◆ STORED ROWS
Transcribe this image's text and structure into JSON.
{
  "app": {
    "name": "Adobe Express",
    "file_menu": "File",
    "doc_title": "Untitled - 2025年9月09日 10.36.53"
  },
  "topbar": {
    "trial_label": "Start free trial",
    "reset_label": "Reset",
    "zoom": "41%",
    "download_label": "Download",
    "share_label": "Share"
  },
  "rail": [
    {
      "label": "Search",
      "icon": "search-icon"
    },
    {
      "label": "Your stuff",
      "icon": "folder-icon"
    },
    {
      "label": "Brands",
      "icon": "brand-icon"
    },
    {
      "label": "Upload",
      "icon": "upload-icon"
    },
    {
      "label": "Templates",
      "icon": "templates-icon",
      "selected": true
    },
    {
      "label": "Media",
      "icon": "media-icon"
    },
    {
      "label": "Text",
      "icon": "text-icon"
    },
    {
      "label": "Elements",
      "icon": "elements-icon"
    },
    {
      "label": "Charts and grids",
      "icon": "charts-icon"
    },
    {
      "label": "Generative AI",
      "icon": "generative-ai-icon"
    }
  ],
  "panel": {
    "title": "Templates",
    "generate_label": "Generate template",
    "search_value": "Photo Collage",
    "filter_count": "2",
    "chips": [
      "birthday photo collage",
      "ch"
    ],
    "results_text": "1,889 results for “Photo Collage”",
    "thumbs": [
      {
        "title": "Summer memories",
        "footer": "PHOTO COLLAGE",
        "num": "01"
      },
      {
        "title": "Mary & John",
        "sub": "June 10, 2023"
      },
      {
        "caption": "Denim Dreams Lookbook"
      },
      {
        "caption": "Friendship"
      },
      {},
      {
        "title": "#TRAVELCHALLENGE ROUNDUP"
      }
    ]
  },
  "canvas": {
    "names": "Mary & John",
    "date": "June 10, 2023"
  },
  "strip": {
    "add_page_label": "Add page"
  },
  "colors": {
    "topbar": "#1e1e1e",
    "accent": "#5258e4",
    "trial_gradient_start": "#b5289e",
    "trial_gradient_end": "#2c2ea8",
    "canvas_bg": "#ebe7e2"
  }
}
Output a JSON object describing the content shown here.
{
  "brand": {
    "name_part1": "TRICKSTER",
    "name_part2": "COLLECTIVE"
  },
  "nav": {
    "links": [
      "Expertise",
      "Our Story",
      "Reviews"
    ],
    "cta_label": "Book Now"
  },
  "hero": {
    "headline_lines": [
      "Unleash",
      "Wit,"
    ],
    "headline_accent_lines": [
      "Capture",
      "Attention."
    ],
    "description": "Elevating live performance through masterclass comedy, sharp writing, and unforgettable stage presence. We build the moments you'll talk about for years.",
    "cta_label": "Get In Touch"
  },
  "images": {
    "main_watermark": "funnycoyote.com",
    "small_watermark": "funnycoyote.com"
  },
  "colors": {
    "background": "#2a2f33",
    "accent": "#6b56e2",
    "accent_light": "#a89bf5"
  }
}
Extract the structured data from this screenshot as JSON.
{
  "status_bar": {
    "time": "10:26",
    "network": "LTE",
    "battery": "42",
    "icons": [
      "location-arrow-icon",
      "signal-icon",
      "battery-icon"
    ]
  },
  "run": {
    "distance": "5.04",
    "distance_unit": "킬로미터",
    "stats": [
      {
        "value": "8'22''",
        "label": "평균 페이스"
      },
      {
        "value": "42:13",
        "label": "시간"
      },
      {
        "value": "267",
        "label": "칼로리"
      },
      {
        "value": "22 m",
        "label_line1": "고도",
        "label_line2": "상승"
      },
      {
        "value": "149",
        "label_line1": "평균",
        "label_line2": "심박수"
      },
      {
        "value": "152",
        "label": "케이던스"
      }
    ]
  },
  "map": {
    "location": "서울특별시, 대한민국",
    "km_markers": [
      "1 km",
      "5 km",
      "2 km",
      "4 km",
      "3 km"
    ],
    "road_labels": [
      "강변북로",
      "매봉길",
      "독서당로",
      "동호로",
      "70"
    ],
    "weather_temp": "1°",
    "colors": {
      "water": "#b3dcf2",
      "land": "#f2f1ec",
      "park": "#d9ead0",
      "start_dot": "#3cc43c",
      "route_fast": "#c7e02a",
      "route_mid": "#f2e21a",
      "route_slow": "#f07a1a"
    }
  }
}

◆ GIVEN INSTRUCTION
Look for "location" and pull out every line that has it.

◆ RESULT
      "location-arrow-icon",
    "location": "서울특별시, 대한민국",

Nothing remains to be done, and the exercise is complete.